• [SHORT PROBLEM]: Write out all lines holding the word "JSON".

Figure content listings

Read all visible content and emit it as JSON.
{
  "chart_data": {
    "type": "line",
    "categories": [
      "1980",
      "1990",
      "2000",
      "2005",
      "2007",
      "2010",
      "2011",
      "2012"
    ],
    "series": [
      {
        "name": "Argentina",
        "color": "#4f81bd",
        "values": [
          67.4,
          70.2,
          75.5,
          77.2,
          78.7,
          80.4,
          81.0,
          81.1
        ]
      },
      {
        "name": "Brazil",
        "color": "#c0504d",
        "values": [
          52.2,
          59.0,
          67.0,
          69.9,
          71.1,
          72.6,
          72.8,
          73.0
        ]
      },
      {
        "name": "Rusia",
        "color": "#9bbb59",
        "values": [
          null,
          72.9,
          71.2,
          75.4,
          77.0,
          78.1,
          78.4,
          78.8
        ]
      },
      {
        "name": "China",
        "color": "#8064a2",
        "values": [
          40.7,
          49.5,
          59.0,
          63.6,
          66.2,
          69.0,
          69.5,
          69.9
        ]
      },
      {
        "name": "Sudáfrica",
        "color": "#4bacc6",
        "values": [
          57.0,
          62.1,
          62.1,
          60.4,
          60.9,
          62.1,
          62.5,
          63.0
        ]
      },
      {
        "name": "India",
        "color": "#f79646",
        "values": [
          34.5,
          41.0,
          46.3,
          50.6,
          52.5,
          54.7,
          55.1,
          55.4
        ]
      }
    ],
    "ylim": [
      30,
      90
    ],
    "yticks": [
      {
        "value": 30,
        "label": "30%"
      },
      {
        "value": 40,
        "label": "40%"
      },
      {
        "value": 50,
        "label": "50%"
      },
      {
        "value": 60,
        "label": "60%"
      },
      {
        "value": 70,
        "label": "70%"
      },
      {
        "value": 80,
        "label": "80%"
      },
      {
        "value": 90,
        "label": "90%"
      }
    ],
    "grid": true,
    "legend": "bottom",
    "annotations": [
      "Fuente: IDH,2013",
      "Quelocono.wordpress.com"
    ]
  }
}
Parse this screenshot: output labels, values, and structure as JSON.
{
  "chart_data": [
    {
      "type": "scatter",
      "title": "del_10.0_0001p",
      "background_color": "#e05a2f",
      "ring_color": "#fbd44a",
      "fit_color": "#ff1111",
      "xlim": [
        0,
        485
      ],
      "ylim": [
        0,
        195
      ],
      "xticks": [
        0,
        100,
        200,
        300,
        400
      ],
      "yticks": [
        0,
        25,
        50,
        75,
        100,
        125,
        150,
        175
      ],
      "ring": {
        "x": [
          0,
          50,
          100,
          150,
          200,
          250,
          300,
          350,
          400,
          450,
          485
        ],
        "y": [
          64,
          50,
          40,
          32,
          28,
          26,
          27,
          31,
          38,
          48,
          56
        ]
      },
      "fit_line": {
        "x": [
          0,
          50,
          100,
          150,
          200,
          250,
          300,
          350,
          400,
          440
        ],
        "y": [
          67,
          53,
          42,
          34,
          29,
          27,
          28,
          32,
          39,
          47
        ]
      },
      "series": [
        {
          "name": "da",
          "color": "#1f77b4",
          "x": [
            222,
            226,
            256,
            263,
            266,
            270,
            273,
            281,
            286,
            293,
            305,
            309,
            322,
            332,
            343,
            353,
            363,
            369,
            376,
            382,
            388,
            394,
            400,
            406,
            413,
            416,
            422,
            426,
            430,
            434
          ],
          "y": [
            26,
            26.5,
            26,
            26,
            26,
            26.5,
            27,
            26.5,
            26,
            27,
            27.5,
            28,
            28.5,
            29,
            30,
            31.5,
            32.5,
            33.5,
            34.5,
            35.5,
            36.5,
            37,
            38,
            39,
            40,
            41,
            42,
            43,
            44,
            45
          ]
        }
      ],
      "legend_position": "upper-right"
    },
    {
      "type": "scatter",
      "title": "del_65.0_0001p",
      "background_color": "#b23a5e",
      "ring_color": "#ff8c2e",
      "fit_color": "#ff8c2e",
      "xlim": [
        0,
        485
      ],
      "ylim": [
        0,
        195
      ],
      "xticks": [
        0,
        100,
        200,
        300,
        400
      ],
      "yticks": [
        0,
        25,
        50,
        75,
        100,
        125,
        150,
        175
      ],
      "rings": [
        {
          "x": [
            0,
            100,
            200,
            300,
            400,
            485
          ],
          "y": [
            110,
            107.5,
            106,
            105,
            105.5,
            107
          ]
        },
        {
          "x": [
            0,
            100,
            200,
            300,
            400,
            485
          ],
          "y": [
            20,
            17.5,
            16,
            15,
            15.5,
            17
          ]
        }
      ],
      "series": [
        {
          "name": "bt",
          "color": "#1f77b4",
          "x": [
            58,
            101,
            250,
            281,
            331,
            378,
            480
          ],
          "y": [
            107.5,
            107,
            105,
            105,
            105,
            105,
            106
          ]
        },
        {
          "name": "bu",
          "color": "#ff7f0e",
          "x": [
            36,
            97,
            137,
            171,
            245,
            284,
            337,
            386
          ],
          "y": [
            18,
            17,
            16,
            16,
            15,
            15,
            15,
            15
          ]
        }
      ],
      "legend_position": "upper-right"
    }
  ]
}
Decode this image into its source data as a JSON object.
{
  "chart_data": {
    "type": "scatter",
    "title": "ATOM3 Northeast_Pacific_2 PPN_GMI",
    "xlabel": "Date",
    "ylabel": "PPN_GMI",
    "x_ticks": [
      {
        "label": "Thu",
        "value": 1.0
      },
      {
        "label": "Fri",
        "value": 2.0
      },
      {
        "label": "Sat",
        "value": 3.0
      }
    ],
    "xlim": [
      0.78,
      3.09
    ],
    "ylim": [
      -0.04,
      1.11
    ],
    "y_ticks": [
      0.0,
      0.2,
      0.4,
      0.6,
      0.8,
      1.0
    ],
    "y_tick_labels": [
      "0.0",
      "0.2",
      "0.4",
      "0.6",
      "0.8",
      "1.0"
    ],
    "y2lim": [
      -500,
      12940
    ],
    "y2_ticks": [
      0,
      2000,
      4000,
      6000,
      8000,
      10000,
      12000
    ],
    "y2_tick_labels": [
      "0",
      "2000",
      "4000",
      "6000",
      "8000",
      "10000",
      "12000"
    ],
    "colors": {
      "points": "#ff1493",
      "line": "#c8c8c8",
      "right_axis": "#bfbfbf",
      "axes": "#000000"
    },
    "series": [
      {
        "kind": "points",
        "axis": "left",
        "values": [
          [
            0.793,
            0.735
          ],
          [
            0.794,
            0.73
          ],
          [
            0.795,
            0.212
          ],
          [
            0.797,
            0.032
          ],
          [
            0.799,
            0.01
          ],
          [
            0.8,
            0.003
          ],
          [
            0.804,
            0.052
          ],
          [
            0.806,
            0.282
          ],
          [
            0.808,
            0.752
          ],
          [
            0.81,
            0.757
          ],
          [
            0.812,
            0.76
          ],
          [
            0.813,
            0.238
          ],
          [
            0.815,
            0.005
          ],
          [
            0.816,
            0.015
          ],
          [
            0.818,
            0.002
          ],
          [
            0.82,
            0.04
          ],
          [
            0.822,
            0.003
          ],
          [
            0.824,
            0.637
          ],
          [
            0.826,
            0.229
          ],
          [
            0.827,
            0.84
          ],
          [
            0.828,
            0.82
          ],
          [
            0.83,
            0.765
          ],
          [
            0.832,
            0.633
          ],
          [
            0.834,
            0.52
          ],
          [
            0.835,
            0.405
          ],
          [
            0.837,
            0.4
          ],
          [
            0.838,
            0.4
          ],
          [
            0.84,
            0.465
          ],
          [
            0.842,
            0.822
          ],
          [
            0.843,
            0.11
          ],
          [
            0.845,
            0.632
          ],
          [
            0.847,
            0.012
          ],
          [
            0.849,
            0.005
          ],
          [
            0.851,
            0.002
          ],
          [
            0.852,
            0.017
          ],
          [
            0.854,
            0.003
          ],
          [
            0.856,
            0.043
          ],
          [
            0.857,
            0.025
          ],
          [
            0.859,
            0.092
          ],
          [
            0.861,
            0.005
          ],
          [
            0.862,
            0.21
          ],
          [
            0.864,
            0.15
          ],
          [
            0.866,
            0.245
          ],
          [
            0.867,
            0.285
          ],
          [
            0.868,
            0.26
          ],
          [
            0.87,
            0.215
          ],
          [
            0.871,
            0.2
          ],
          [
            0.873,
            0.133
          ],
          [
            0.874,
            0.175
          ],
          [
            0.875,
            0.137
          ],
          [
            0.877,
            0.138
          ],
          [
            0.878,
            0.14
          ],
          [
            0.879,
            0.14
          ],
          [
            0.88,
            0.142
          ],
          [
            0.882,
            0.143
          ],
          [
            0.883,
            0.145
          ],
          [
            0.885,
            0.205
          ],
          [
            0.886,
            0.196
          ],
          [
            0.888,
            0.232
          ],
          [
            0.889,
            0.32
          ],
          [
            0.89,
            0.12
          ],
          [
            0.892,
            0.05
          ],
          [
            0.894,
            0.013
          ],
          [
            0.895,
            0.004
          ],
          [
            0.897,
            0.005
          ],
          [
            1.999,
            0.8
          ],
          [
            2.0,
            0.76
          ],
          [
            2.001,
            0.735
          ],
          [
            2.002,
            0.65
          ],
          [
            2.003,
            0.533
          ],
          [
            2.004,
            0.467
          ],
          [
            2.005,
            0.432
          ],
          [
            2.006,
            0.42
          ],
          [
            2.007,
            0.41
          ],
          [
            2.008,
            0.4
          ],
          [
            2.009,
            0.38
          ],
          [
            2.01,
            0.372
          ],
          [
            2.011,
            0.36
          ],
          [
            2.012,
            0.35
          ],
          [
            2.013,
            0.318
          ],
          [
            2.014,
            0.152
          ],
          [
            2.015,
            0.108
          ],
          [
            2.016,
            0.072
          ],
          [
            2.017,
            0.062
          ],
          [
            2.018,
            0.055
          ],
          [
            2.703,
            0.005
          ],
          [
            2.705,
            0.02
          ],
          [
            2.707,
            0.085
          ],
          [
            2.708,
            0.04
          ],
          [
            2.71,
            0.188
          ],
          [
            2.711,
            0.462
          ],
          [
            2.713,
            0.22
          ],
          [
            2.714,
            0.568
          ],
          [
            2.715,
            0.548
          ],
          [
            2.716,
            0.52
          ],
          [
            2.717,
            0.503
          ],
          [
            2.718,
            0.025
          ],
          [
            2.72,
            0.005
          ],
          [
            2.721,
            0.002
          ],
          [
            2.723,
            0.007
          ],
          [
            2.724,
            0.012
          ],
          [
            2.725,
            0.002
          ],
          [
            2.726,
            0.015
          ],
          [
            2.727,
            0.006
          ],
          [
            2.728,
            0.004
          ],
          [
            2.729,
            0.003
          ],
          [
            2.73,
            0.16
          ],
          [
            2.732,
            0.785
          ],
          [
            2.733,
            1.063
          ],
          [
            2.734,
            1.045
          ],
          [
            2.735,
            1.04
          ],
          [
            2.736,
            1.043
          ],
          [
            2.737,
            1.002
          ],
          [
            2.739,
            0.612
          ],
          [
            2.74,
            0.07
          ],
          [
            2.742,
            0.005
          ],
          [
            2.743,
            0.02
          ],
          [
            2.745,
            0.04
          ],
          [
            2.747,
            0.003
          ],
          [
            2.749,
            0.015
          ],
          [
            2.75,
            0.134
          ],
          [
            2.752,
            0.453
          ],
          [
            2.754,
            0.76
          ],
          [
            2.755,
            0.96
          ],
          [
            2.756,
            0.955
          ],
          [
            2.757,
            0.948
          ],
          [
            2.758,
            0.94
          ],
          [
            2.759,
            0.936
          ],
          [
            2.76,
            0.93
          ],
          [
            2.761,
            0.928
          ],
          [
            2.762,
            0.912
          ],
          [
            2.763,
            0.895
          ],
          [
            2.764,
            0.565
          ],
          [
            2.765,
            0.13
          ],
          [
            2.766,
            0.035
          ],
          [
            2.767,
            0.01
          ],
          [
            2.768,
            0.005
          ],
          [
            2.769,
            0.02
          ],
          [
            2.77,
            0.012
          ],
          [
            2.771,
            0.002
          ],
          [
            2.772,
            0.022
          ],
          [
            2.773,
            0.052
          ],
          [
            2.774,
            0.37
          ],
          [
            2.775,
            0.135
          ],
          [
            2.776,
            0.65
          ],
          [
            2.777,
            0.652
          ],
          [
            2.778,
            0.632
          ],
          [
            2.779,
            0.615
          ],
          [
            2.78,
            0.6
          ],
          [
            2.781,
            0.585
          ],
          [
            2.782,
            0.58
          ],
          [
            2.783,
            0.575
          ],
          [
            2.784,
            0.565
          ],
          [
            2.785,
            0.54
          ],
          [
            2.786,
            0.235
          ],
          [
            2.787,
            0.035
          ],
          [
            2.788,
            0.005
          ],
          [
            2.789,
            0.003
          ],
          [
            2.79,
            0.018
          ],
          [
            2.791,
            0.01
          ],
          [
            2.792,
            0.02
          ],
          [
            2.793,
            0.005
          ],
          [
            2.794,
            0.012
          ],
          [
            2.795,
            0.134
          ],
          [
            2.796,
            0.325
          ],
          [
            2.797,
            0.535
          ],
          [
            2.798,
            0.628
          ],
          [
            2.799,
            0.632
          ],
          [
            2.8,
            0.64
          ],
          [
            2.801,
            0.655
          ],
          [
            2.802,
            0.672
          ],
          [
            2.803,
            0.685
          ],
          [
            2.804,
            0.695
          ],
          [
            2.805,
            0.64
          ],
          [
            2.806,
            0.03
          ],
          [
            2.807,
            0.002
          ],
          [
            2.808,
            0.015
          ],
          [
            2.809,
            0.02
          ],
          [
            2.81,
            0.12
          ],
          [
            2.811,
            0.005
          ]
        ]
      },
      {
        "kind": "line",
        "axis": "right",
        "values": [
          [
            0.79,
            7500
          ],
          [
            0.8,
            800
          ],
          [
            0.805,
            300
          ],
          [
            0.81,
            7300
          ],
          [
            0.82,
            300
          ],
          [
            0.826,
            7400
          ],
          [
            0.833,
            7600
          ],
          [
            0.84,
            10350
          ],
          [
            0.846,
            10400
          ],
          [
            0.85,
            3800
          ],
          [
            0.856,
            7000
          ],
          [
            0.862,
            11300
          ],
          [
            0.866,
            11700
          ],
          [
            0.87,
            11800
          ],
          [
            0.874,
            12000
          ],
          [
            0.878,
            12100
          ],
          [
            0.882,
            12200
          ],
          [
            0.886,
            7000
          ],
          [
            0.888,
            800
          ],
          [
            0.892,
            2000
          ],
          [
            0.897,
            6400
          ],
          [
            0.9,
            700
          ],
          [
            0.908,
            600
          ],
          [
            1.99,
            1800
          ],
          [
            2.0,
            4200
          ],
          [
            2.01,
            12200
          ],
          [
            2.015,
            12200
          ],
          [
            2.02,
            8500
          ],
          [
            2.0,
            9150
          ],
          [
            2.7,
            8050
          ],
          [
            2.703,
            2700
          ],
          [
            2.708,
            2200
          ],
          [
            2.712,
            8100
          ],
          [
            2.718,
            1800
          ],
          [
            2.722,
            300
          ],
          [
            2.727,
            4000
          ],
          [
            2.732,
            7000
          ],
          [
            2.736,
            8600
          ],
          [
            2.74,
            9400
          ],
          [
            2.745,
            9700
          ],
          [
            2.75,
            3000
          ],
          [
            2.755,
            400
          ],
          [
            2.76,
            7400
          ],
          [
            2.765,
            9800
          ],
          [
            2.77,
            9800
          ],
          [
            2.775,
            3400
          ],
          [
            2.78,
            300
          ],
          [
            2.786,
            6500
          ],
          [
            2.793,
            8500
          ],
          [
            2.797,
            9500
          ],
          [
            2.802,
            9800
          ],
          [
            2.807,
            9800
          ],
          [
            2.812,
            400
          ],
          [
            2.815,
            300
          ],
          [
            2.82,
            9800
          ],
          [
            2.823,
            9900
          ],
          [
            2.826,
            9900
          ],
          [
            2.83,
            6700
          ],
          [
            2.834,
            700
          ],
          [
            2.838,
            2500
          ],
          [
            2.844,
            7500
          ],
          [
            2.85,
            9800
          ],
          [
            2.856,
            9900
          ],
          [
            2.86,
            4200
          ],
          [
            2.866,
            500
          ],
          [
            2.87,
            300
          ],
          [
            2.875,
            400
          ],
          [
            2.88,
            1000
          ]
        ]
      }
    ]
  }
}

• [OUTPUT OF THE EXERCISE]:
Read all visible content and emit it as JSON.
Parse this screenshot: output labels, values, and structure as JSON.
Decode this image into its source data as a JSON object.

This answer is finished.